* **WHAT YOU HAVE TO DO**:
All of the material below is to be retyped exactly.

#### DATASET RECORDS ####

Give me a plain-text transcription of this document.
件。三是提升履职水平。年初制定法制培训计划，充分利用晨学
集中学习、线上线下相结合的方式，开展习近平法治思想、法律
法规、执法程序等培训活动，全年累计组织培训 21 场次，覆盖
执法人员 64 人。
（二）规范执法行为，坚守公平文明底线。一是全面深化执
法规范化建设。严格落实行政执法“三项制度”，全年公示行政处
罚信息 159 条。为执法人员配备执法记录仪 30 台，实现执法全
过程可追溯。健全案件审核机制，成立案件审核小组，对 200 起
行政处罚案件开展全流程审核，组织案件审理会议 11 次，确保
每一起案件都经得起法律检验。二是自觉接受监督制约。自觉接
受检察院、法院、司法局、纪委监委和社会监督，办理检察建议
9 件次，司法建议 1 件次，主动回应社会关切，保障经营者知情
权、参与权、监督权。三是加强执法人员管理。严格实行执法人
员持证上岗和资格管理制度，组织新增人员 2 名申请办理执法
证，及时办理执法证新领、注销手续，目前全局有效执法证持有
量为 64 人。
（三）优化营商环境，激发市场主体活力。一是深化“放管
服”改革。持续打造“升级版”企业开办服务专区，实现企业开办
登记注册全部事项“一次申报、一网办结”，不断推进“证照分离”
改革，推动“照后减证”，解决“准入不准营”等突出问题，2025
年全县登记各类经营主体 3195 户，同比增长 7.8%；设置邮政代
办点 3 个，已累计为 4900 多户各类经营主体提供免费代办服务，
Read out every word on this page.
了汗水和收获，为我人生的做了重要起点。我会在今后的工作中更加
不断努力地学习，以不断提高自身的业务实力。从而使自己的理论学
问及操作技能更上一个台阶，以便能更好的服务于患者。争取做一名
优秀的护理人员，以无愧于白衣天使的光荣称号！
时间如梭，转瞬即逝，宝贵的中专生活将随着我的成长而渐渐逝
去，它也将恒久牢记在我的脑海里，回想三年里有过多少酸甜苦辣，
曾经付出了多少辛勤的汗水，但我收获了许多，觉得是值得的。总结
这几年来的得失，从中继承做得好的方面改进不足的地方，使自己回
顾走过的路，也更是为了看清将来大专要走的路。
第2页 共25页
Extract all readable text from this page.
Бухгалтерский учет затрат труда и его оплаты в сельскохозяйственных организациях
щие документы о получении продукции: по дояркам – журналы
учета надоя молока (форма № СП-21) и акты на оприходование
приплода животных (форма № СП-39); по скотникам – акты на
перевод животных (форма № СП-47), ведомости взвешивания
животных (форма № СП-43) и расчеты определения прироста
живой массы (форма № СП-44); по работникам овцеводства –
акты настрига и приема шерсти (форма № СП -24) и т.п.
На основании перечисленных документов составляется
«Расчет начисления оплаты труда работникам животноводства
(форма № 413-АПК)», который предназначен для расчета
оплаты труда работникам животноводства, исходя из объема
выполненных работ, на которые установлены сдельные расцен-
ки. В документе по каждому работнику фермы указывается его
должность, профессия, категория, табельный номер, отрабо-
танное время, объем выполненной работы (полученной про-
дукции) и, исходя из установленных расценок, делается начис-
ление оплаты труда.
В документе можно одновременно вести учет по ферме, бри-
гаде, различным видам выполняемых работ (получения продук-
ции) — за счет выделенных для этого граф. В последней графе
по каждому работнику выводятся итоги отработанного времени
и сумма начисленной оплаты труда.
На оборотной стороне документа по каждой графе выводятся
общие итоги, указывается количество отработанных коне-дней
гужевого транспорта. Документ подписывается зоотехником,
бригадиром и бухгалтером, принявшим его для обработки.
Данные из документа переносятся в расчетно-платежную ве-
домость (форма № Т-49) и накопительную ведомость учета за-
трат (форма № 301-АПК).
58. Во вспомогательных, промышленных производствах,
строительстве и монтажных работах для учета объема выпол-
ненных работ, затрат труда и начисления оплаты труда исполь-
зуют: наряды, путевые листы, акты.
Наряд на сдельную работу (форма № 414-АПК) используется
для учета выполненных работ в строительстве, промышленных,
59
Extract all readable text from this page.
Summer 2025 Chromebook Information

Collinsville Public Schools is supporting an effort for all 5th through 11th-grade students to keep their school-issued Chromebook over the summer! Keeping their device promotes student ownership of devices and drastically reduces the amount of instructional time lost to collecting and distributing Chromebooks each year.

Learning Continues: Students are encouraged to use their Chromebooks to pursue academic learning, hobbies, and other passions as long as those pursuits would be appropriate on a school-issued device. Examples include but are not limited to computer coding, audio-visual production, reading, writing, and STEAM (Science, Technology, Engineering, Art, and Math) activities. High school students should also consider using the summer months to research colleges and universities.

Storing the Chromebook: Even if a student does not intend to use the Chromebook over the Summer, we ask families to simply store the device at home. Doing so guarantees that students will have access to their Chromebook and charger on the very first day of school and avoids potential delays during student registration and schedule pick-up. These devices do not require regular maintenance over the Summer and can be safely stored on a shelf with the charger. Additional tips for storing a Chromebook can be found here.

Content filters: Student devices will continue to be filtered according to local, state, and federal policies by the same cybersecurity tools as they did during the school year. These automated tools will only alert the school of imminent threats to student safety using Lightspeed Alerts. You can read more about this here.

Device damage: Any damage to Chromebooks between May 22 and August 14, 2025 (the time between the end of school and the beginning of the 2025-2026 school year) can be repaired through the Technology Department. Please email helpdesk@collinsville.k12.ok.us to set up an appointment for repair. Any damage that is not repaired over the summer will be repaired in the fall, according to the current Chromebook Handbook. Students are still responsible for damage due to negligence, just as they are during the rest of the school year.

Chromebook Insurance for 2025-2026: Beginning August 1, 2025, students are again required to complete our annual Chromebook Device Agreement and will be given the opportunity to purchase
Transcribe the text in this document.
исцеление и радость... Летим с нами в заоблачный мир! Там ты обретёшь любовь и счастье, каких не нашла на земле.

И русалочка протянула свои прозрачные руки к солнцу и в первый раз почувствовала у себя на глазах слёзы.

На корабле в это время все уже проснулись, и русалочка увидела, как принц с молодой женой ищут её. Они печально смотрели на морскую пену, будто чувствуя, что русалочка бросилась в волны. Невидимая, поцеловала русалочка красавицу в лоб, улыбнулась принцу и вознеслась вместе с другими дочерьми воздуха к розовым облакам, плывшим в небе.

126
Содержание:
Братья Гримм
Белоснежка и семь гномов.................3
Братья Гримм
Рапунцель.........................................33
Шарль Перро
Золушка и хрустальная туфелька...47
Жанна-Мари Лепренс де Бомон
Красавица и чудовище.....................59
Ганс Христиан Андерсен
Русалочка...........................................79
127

####

* **RESPONSE BELOW**:
Give me a plain-text transcription of this document.
件。三是提升履职水平。年初制定法制培训计划，充分利用晨学
集中学习、线上线下相结合的方式，开展习近平法治思想、法律
法规、执法程序等培训活动，全年累计组织培训 21 场次，覆盖
执法人员 64 人。
（二）规范执法行为，坚守公平文明底线。一是全面深化执
法规范化建设。严格落实行政执法“三项制度”，全年公示行政处
罚信息 159 条。为执法人员配备执法记录仪 30 台，实现执法全
过程可追溯。健全案件审核机制，成立案件审核小组，对 200 起
行政处罚案件开展全流程审核，组织案件审理会议 11 次，确保
每一起案件都经得起法律检验。二是自觉接受监督制约。自觉接
受检察院、法院、司法局、纪委监委和社会监督，办理检察建议
9 件次，司法建议 1 件次，主动回应社会关切，保障经营者知情
权、参与权、监督权。三是加强执法人员管理。严格实行执法人
员持证上岗和资格管理制度，组织新增人员 2 名申请办理执法
证，及时办理执法证新领、注销手续，目前全局有效执法证持有
量为 64 人。
（三）优化营商环境，激发市场主体活力。一是深化“放管
服”改革。持续打造“升级版”企业开办服务专区，实现企业开办
登记注册全部事项“一次申报、一网办结”，不断推进“证照分离”
改革，推动“照后减证”，解决“准入不准营”等突出问题，2025
年全县登记各类经营主体 3195 户，同比增长 7.8%；设置邮政代
办点 3 个，已累计为 4900 多户各类经营主体提供免费代办服务，
Read out every word on this page.
了汗水和收获，为我人生的做了重要起点。我会在今后的工作中更加
不断努力地学习，以不断提高自身的业务实力。从而使自己的理论学
问及操作技能更上一个台阶，以便能更好的服务于患者。争取做一名
优秀的护理人员，以无愧于白衣天使的光荣称号！
时间如梭，转瞬即逝，宝贵的中专生活将随着我的成长而渐渐逝
去，它也将恒久牢记在我的脑海里，回想三年里有过多少酸甜苦辣，
曾经付出了多少辛勤的汗水，但我收获了许多，觉得是值得的。总结
这几年来的得失，从中继承做得好的方面改进不足的地方，使自己回
顾走过的路，也更是为了看清将来大专要走的路。
第2页 共25页
Extract all readable text from this page.
Бухгалтерский учет затрат труда и его оплаты в сельскохозяйственных организациях
щие документы о получении продукции: по дояркам – журналы
учета надоя молока (форма № СП-21) и акты на оприходование
приплода животных (форма № СП-39); по скотникам – акты на
перевод животных (форма № СП-47), ведомости взвешивания
животных (форма № СП-43) и расчеты определения прироста
живой массы (форма № СП-44); по работникам овцеводства –
акты настрига и приема шерсти (форма № СП -24) и т.п.
На основании перечисленных документов составляется
«Расчет начисления оплаты труда работникам животноводства
(форма № 413-АПК)», который предназначен для расчета
оплаты труда работникам животноводства, исходя из объема
выполненных работ, на которые установлены сдельные расцен-
ки. В документе по каждому работнику фермы указывается его
должность, профессия, категория, табельный номер, отрабо-
танное время, объем выполненной работы (полученной про-
дукции) и, исходя из установленных расценок, делается начис-
ление оплаты труда.
В документе можно одновременно вести учет по ферме, бри-
гаде, различным видам выполняемых работ (получения продук-
ции) — за счет выделенных для этого граф. В последней графе
по каждому работнику выводятся итоги отработанного времени
и сумма начисленной оплаты труда.
На оборотной стороне документа по каждой графе выводятся
общие итоги, указывается количество отработанных коне-дней
гужевого транспорта. Документ подписывается зоотехником,
бригадиром и бухгалтером, принявшим его для обработки.
Данные из документа переносятся в расчетно-платежную ве-
домость (форма № Т-49) и накопительную ведомость учета за-
трат (форма № 301-АПК).
58. Во вспомогательных, промышленных производствах,
строительстве и монтажных работах для учета объема выпол-
ненных работ, затрат труда и начисления оплаты труда исполь-
зуют: наряды, путевые листы, акты.
Наряд на сдельную работу (форма № 414-АПК) используется
для учета выполненных работ в строительстве, промышленных,
59
Extract all readable text from this page.
Summer 2025 Chromebook Information

Collinsville Public Schools is supporting an effort for all 5th through 11th-grade students to keep their school-issued Chromebook over the summer! Keeping their device promotes student ownership of devices and drastically reduces the amount of instructional time lost to collecting and distributing Chromebooks each year.

Learning Continues: Students are encouraged to use their Chromebooks to pursue academic learning, hobbies, and other passions as long as those pursuits would be appropriate on a school-issued device. Examples include but are not limited to computer coding, audio-visual production, reading, writing, and STEAM (Science, Technology, Engineering, Art, and Math) activities. High school students should also consider using the summer months to research colleges and universities.

Storing the Chromebook: Even if a student does not intend to use the Chromebook over the Summer, we ask families to simply store the device at home. Doing so guarantees that students will have access to their Chromebook and charger on the very first day of school and avoids potential delays during student registration and schedule pick-up. These devices do not require regular maintenance over the Summer and can be safely stored on a shelf with the charger. Additional tips for storing a Chromebook can be found here.

Content filters: Student devices will continue to be filtered according to local, state, and federal policies by the same cybersecurity tools as they did during the school year. These automated tools will only alert the school of imminent threats to student safety using Lightspeed Alerts. You can read more about this here.

Device damage: Any damage to Chromebooks between May 22 and August 14, 2025 (the time between the end of school and the beginning of the 2025-2026 school year) can be repaired through the Technology Department. Please email helpdesk@collinsville.k12.ok.us to set up an appointment for repair. Any damage that is not repaired over the summer will be repaired in the fall, according to the current Chromebook Handbook. Students are still responsible for damage due to negligence, just as they are during the rest of the school year.

Chromebook Insurance for 2025-2026: Beginning August 1, 2025, students are again required to complete our annual Chromebook Device Agreement and will be given the opportunity to purchase
Transcribe the text in this document.
исцеление и радость... Летим с нами в заоблачный мир! Там ты обретёшь любовь и счастье, каких не нашла на земле.

И русалочка протянула свои прозрачные руки к солнцу и в первый раз почувствовала у себя на глазах слёзы.

На корабле в это время все уже проснулись, и русалочка увидела, как принц с молодой женой ищут её. Они печально смотрели на морскую пену, будто чувствуя, что русалочка бросилась в волны. Невидимая, поцеловала русалочка красавицу в лоб, улыбнулась принцу и вознеслась вместе с другими дочерьми воздуха к розовым облакам, плывшим в небе.

126
Содержание:
Братья Гримм
Белоснежка и семь гномов.................3
Братья Гримм
Рапунцель.........................................33
Шарль Перро
Золушка и хрустальная туфелька...47
Жанна-Мари Лепренс де Бомон
Красавица и чудовище.....................59
Ганс Христиан Андерсен
Русалочка...........................................79
127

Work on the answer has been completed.